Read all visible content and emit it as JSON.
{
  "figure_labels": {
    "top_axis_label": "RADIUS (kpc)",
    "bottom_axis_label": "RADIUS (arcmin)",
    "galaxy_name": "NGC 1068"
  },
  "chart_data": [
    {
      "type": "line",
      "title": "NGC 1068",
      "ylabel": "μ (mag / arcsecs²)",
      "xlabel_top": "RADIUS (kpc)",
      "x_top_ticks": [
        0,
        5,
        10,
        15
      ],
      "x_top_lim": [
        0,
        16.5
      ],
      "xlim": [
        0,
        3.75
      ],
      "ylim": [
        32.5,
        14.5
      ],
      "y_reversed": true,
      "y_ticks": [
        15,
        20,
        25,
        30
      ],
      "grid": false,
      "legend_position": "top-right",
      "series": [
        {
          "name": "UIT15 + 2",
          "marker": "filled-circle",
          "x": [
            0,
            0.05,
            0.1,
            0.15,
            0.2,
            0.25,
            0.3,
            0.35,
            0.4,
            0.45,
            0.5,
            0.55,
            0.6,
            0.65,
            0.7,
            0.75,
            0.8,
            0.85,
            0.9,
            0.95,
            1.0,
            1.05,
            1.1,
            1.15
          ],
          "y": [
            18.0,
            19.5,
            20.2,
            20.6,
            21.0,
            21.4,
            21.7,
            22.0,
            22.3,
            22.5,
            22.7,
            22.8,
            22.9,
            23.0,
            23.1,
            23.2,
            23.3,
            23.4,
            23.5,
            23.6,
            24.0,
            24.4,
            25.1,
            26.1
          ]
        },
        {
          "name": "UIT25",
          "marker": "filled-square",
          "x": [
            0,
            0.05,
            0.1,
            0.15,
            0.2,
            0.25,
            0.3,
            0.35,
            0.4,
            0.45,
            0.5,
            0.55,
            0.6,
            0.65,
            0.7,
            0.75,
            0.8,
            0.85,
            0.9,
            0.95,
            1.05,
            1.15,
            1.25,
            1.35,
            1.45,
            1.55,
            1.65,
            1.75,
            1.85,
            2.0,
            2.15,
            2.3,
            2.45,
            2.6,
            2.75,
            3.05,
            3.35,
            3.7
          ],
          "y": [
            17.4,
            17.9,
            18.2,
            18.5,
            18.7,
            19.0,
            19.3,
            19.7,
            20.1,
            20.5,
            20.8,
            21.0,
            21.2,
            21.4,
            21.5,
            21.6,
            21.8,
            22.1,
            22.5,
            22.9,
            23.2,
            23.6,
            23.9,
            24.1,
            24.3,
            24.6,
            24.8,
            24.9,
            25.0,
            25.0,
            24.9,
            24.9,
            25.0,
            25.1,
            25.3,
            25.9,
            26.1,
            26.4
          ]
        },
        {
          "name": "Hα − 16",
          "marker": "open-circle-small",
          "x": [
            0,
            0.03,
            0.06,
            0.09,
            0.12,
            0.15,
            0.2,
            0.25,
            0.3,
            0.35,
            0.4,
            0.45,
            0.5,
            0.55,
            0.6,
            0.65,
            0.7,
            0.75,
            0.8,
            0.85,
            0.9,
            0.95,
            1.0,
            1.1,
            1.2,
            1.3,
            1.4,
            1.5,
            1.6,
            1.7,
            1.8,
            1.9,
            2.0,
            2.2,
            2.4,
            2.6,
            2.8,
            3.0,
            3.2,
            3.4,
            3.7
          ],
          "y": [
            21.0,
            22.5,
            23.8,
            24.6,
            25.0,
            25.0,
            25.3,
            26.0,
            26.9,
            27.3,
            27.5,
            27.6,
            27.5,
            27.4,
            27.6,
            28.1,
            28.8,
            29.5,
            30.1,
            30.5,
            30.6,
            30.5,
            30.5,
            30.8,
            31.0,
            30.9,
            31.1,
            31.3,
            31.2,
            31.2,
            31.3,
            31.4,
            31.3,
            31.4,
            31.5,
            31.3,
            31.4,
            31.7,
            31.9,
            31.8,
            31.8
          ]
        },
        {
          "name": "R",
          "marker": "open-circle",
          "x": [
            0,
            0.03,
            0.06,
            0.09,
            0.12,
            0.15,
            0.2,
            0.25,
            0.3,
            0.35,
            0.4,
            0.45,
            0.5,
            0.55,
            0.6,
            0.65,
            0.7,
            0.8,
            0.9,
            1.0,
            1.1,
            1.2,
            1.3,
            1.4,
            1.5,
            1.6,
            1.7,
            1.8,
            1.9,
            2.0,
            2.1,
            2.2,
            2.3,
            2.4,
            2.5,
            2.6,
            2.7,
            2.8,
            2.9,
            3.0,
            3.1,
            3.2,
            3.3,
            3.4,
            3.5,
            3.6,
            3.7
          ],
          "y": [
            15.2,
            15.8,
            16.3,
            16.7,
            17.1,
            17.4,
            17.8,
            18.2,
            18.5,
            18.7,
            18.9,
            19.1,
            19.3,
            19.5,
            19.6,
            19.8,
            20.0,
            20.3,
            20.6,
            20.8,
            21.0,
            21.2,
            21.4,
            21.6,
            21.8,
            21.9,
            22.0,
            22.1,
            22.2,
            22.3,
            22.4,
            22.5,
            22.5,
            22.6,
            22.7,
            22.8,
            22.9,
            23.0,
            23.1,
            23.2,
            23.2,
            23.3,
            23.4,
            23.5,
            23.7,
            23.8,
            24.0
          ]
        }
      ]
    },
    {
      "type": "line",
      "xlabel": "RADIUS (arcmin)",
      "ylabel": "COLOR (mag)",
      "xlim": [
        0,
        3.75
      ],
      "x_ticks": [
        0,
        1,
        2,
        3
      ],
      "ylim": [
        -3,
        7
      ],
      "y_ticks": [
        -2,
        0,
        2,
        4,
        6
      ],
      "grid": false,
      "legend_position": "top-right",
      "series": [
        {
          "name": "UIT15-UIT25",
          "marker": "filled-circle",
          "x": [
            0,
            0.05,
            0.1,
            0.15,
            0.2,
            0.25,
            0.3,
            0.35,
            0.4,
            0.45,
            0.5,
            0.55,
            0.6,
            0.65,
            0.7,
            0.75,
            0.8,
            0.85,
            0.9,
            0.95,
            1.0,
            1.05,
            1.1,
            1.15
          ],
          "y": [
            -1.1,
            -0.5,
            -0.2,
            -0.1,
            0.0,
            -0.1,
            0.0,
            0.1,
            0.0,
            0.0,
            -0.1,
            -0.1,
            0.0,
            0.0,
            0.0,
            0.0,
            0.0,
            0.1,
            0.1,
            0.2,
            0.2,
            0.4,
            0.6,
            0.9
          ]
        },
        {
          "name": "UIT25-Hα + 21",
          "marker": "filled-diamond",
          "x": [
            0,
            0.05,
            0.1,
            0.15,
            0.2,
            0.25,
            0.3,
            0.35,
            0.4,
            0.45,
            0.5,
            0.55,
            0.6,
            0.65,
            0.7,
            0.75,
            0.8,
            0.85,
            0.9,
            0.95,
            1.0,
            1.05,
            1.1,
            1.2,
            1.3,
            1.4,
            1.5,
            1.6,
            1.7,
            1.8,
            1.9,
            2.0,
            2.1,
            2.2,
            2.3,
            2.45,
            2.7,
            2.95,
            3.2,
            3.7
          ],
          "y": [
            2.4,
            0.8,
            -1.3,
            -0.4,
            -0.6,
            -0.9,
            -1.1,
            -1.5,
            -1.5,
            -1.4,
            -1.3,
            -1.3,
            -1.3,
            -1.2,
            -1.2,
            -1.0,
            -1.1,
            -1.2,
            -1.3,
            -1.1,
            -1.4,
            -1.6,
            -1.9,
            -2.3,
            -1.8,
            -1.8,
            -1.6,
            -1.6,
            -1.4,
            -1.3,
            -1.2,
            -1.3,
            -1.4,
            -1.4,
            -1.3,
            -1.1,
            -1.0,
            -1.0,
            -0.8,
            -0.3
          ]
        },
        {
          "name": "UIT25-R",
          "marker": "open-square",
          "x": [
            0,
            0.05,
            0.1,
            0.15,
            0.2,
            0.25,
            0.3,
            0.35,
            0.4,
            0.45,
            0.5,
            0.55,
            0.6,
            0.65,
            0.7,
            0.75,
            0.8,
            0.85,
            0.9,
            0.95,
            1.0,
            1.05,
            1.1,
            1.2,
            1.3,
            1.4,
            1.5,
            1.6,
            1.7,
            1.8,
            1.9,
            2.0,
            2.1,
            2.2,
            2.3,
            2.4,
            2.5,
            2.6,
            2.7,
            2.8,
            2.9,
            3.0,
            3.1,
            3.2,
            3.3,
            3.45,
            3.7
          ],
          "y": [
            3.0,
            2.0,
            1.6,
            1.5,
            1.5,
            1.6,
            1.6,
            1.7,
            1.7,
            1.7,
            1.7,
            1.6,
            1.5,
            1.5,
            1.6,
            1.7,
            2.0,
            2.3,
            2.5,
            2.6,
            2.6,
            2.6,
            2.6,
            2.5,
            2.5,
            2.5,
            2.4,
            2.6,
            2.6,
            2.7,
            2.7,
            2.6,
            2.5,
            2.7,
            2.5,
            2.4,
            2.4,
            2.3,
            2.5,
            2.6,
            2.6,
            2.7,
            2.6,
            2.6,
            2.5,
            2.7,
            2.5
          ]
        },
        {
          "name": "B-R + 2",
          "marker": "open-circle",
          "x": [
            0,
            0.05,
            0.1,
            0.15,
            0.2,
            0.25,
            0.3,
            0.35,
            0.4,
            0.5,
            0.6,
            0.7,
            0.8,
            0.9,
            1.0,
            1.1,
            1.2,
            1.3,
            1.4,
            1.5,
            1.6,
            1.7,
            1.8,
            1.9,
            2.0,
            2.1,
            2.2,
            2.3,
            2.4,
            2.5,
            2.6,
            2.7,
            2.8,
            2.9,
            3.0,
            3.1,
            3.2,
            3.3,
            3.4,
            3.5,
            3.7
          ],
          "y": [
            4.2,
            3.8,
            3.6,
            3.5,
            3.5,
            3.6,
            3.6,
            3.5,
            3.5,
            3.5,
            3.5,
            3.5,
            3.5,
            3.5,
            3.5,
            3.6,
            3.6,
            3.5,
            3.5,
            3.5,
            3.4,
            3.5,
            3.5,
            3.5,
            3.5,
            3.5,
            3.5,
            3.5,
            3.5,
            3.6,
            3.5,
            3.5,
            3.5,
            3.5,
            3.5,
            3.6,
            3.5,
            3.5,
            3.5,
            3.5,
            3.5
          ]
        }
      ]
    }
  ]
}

___

Exercise instructions
Select from the material above each line in which the string "RADIUS" appears, and list those lines.

Result below
    "top_axis_label": "RADIUS (kpc)",
    "bottom_axis_label": "RADIUS (arcmin)",
      "xlabel_top": "RADIUS (kpc)",
      "xlabel": "RADIUS (arcmin)",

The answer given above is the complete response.